-- START INFORMATION SUPPLIED --

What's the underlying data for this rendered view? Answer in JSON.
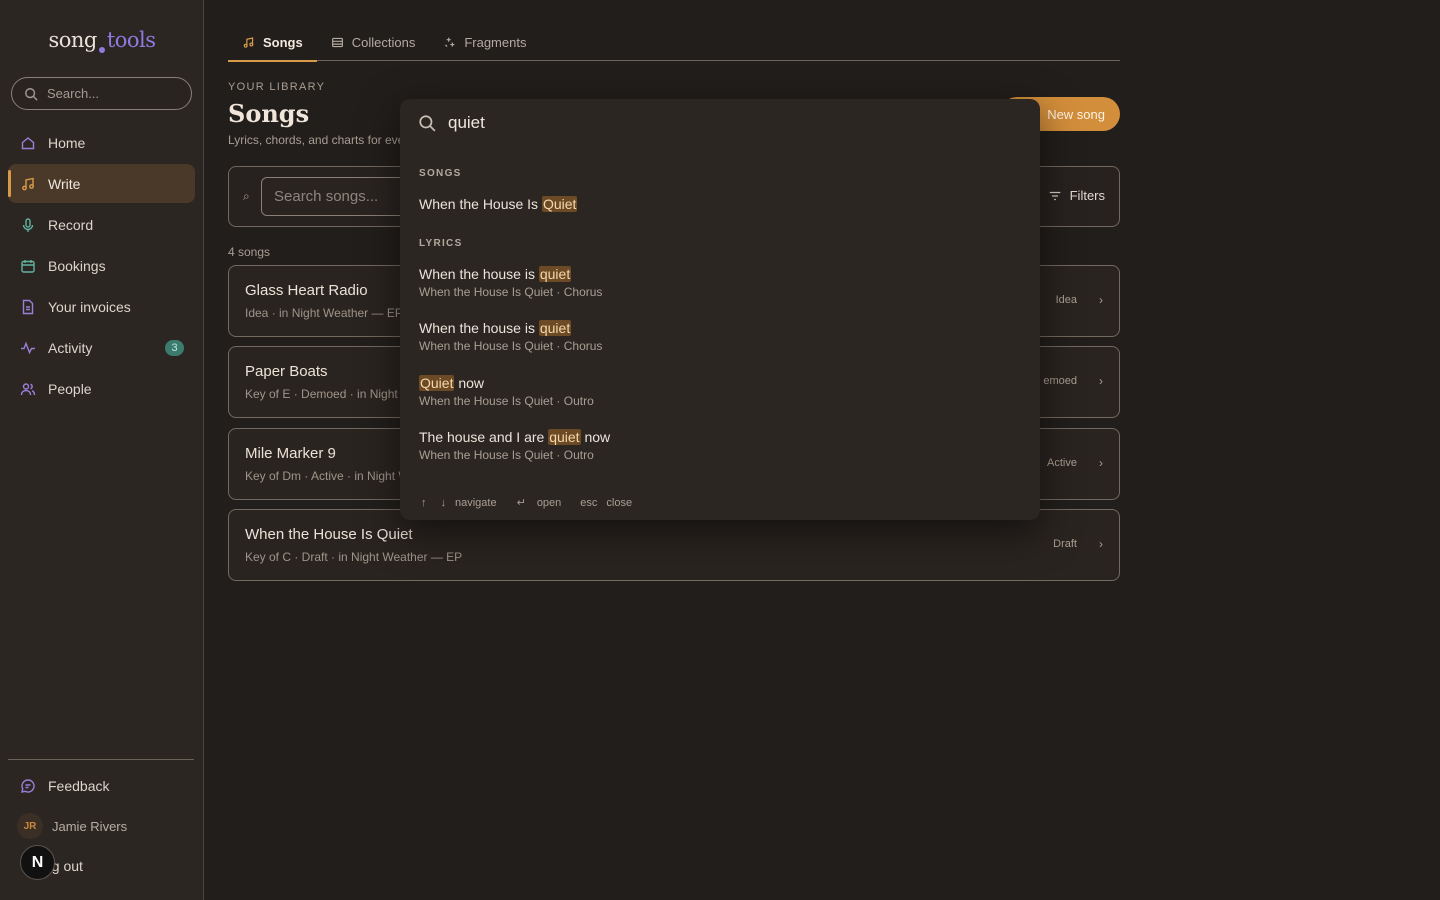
{
  "logo": {
    "part1": "song",
    "part2": "tools"
  },
  "sidebar": {
    "search_placeholder": "Search...",
    "items": [
      {
        "label": "Home",
        "icon": "home-icon"
      },
      {
        "label": "Write",
        "icon": "music-note-icon",
        "active": true
      },
      {
        "label": "Record",
        "icon": "microphone-icon"
      },
      {
        "label": "Bookings",
        "icon": "calendar-icon"
      },
      {
        "label": "Your invoices",
        "icon": "invoice-icon"
      },
      {
        "label": "Activity",
        "icon": "activity-icon",
        "badge": "3"
      },
      {
        "label": "People",
        "icon": "people-icon"
      }
    ],
    "feedback_label": "Feedback",
    "user": {
      "initials": "JR",
      "name": "Jamie Rivers"
    },
    "logout_label": "og out",
    "floating_button": "N"
  },
  "tabs": [
    {
      "label": "Songs",
      "active": true
    },
    {
      "label": "Collections"
    },
    {
      "label": "Fragments"
    }
  ],
  "header": {
    "eyebrow": "YOUR LIBRARY",
    "title": "Songs",
    "subtitle": "Lyrics, chords, and charts for eve",
    "new_button": "New song"
  },
  "toolbar": {
    "search_placeholder": "Search songs...",
    "filters_label": "Filters"
  },
  "song_count": "4 songs",
  "songs": [
    {
      "title": "Glass Heart Radio",
      "meta": "Idea · in Night Weather — EP",
      "status": "Idea"
    },
    {
      "title": "Paper Boats",
      "meta": "Key of E · Demoed · in Night W",
      "status": "emoed"
    },
    {
      "title": "Mile Marker 9",
      "meta": "Key of Dm · Active · in Night W",
      "status": "Active"
    },
    {
      "title": "When the House Is Quiet",
      "meta": "Key of C · Draft · in Night Weather — EP",
      "status": "Draft"
    }
  ],
  "palette": {
    "query": "quiet",
    "songs_heading": "SONGS",
    "song_result": {
      "before": "When the House Is ",
      "match": "Quiet",
      "after": ""
    },
    "lyrics_heading": "LYRICS",
    "lyrics": [
      {
        "before": "When the house is ",
        "match": "quiet",
        "after": "",
        "sub": "When the House Is Quiet · Chorus"
      },
      {
        "before": "When the house is ",
        "match": "quiet",
        "after": "",
        "sub": "When the House Is Quiet · Chorus"
      },
      {
        "before": "",
        "match": "Quiet",
        "after": " now",
        "sub": "When the House Is Quiet · Outro"
      },
      {
        "before": "The house and I are ",
        "match": "quiet",
        "after": " now",
        "sub": "When the House Is Quiet · Outro"
      }
    ],
    "footer": {
      "up_key": "↑",
      "down_key": "↓",
      "navigate": "navigate",
      "enter_key": "↵",
      "open": "open",
      "esc_key": "esc",
      "close": "close"
    }
  },
  "colors": {
    "accent": "#d79a49",
    "logo_purple": "#8f7be0",
    "badge": "#3c7c6f",
    "highlight": "#6b4a25"
  }
}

-- END INFORMATION SUPPLIED --

EXERCISE: Write out each entry exactly as given, omitting any picture.

ANSWER TO THIS EXERCISE:
What's the underlying data for this rendered view? Answer in JSON.
{
  "logo": {
    "part1": "song",
    "part2": "tools"
  },
  "sidebar": {
    "search_placeholder": "Search...",
    "items": [
      {
        "label": "Home",
        "icon": "home-icon"
      },
      {
        "label": "Write",
        "icon": "music-note-icon",
        "active": true
      },
      {
        "label": "Record",
        "icon": "microphone-icon"
      },
      {
        "label": "Bookings",
        "icon": "calendar-icon"
      },
      {
        "label": "Your invoices",
        "icon": "invoice-icon"
      },
      {
        "label": "Activity",
        "icon": "activity-icon",
        "badge": "3"
      },
      {
        "label": "People",
        "icon": "people-icon"
      }
    ],
    "feedback_label": "Feedback",
    "user": {
      "initials": "JR",
      "name": "Jamie Rivers"
    },
    "logout_label": "og out",
    "floating_button": "N"
  },
  "tabs": [
    {
      "label": "Songs",
      "active": true
    },
    {
      "label": "Collections"
    },
    {
      "label": "Fragments"
    }
  ],
  "header": {
    "eyebrow": "YOUR LIBRARY",
    "title": "Songs",
    "subtitle": "Lyrics, chords, and charts for eve",
    "new_button": "New song"
  },
  "toolbar": {
    "search_placeholder": "Search songs...",
    "filters_label": "Filters"
  },
  "song_count": "4 songs",
  "songs": [
    {
      "title": "Glass Heart Radio",
      "meta": "Idea · in Night Weather — EP",
      "status": "Idea"
    },
    {
      "title": "Paper Boats",
      "meta": "Key of E · Demoed · in Night W",
      "status": "emoed"
    },
    {
      "title": "Mile Marker 9",
      "meta": "Key of Dm · Active · in Night W",
      "status": "Active"
    },
    {
      "title": "When the House Is Quiet",
      "meta": "Key of C · Draft · in Night Weather — EP",
      "status": "Draft"
    }
  ],
  "palette": {
    "query": "quiet",
    "songs_heading": "SONGS",
    "song_result": {
      "before": "When the House Is ",
      "match": "Quiet",
      "after": ""
    },
    "lyrics_heading": "LYRICS",
    "lyrics": [
      {
        "before": "When the house is ",
        "match": "quiet",
        "after": "",
        "sub": "When the House Is Quiet · Chorus"
      },
      {
        "before": "When the house is ",
        "match": "quiet",
        "after": "",
        "sub": "When the House Is Quiet · Chorus"
      },
      {
        "before": "",
        "match": "Quiet",
        "after": " now",
        "sub": "When the House Is Quiet · Outro"
      },
      {
        "before": "The house and I are ",
        "match": "quiet",
        "after": " now",
        "sub": "When the House Is Quiet · Outro"
      }
    ],
    "footer": {
      "up_key": "↑",
      "down_key": "↓",
      "navigate": "navigate",
      "enter_key": "↵",
      "open": "open",
      "esc_key": "esc",
      "close": "close"
    }
  },
  "colors": {
    "accent": "#d79a49",
    "logo_purple": "#8f7be0",
    "badge": "#3c7c6f",
    "highlight": "#6b4a25"
  }
}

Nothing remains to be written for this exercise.